++++ DATA LISTING

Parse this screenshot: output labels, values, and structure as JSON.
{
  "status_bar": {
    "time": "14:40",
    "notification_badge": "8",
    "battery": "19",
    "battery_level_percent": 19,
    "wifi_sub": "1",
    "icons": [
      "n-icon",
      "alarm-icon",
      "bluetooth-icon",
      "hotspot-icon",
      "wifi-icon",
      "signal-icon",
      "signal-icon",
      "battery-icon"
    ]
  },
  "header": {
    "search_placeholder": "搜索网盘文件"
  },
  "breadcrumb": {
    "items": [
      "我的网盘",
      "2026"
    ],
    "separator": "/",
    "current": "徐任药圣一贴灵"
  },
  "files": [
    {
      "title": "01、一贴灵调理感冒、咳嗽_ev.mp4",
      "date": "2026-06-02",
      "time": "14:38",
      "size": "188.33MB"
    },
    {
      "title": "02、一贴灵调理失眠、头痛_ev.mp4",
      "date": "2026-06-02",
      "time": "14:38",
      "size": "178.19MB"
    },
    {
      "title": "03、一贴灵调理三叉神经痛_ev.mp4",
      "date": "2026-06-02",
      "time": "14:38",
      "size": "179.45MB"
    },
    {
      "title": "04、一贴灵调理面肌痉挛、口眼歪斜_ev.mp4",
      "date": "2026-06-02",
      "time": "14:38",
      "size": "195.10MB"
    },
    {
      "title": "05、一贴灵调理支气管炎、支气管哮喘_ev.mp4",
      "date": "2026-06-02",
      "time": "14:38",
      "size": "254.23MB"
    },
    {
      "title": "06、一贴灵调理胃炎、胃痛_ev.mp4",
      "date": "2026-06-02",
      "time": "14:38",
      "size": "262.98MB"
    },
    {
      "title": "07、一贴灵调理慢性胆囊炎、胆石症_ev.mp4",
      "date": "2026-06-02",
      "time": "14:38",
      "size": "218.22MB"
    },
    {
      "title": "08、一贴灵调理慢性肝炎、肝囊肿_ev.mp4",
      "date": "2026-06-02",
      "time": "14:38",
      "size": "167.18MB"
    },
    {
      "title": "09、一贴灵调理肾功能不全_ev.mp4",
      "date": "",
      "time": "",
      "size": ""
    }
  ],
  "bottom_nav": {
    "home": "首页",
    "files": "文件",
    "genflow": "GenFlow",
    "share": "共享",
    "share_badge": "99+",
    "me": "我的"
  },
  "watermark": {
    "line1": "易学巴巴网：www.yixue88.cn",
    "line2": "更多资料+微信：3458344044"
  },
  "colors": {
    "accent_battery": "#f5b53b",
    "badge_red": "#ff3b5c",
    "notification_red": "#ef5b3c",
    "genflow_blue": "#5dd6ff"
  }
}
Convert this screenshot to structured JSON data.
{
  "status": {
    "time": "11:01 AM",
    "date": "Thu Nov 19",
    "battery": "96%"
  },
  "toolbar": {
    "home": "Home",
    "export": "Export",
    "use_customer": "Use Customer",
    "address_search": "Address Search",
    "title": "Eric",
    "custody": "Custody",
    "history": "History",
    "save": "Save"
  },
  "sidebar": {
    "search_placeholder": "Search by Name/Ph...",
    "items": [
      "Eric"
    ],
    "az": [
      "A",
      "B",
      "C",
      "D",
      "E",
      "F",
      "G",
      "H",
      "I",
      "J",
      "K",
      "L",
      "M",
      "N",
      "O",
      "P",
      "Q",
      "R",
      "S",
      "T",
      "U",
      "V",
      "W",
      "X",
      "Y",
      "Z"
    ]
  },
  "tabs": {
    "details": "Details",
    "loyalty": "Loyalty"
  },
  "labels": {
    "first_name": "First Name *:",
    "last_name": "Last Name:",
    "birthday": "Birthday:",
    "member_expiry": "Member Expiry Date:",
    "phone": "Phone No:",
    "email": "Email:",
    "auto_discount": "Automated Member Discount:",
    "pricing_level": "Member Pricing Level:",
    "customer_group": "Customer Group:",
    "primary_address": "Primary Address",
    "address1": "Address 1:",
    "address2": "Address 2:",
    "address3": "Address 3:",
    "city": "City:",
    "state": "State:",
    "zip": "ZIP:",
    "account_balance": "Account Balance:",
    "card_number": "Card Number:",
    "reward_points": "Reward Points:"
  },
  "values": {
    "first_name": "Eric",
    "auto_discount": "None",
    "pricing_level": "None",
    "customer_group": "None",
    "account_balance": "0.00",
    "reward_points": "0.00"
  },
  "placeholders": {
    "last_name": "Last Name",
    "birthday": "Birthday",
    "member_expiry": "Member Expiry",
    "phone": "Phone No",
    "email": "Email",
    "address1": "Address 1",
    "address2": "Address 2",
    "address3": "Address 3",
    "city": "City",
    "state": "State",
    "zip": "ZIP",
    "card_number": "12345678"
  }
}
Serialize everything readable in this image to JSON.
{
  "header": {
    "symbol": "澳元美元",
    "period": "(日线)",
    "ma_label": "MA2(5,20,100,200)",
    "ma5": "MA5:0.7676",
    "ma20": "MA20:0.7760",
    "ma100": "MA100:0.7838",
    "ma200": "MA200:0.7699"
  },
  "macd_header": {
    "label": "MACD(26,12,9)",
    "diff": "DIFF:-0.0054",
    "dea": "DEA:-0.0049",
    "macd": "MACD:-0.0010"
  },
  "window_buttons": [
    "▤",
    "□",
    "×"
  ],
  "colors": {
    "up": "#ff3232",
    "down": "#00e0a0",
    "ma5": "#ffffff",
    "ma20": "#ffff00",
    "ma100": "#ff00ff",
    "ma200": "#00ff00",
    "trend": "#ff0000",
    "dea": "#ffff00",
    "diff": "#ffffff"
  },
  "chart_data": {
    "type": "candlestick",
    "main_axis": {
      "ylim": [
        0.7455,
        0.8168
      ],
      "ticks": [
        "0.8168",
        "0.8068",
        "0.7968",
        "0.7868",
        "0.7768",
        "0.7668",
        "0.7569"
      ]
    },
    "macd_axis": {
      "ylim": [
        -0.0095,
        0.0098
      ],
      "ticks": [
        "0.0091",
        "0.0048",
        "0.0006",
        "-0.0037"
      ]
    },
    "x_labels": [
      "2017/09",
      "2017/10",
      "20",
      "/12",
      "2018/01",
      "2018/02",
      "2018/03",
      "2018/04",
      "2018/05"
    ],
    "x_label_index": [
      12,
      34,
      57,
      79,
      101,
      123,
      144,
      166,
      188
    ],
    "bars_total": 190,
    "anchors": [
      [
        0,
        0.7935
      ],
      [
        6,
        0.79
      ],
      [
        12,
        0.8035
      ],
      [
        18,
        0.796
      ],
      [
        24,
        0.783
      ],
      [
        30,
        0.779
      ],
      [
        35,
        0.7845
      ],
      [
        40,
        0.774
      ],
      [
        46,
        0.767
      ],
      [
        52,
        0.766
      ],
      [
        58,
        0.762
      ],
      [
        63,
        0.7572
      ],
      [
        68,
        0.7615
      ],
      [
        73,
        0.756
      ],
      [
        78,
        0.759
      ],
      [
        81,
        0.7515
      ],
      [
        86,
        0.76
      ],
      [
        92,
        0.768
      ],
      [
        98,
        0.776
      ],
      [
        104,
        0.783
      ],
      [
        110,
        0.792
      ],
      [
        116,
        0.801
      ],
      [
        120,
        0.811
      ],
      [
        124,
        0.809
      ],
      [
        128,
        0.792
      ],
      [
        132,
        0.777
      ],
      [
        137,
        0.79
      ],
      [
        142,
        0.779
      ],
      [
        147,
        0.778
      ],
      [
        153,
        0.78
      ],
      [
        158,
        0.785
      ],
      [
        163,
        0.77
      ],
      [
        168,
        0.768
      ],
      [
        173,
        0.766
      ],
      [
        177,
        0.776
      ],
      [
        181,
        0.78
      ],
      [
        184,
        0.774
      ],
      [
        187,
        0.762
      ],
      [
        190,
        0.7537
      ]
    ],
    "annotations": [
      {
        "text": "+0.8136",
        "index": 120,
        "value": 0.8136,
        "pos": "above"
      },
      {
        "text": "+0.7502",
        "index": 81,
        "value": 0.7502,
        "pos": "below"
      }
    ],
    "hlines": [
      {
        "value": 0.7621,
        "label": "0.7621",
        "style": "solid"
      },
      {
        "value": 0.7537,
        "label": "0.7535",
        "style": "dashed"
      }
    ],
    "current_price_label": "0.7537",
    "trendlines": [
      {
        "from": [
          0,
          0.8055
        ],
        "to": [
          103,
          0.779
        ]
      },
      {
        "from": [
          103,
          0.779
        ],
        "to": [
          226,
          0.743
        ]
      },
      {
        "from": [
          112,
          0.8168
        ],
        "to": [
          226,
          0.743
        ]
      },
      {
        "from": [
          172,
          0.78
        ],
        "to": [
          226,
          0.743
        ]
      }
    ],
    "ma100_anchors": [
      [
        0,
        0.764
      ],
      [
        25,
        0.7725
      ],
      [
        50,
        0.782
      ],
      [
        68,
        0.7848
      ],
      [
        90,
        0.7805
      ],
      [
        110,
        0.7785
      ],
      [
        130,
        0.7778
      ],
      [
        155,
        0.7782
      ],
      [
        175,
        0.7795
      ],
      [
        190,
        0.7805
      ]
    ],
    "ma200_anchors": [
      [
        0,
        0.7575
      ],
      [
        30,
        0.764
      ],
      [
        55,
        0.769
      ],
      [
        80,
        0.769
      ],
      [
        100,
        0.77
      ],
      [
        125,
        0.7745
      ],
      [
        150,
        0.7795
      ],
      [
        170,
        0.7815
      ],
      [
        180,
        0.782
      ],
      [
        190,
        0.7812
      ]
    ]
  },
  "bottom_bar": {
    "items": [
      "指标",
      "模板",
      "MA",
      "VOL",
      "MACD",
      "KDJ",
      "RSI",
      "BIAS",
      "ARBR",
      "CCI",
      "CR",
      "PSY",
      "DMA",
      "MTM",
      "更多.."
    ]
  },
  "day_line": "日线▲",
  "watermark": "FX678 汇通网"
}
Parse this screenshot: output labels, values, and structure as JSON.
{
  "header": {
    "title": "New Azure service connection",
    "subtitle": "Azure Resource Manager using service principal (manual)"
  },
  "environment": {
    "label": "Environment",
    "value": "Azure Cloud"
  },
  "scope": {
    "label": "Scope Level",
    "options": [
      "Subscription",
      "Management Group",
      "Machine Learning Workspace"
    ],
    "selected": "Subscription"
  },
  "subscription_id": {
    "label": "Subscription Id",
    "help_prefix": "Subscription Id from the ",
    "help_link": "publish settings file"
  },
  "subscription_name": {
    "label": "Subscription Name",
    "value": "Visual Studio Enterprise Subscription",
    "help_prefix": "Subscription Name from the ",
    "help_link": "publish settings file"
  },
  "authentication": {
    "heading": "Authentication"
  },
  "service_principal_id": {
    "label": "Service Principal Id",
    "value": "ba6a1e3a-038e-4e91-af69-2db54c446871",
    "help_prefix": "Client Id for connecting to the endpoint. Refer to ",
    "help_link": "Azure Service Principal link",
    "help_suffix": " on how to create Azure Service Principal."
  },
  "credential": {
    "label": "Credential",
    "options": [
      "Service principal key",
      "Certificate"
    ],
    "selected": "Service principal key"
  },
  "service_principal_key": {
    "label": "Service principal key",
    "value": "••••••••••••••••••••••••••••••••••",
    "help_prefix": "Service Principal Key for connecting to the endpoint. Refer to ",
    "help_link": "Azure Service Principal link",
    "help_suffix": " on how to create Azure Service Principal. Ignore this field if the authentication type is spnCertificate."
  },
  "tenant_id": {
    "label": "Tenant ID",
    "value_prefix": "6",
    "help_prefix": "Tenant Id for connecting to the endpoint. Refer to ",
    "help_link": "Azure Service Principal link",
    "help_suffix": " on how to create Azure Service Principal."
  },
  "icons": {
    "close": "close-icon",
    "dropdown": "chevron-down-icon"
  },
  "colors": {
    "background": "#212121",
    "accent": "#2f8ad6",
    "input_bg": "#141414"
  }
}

++++++++

From the data above, show each line that contains "Address".

• **TASK RESULT**:
    "address_search": "Address Search",
    "primary_address": "Primary Address",
    "address1": "Address 1:",
    "address2": "Address 2:",
    "address3": "Address 3:",
    "address1": "Address 1",
    "address2": "Address 2",
    "address3": "Address 3",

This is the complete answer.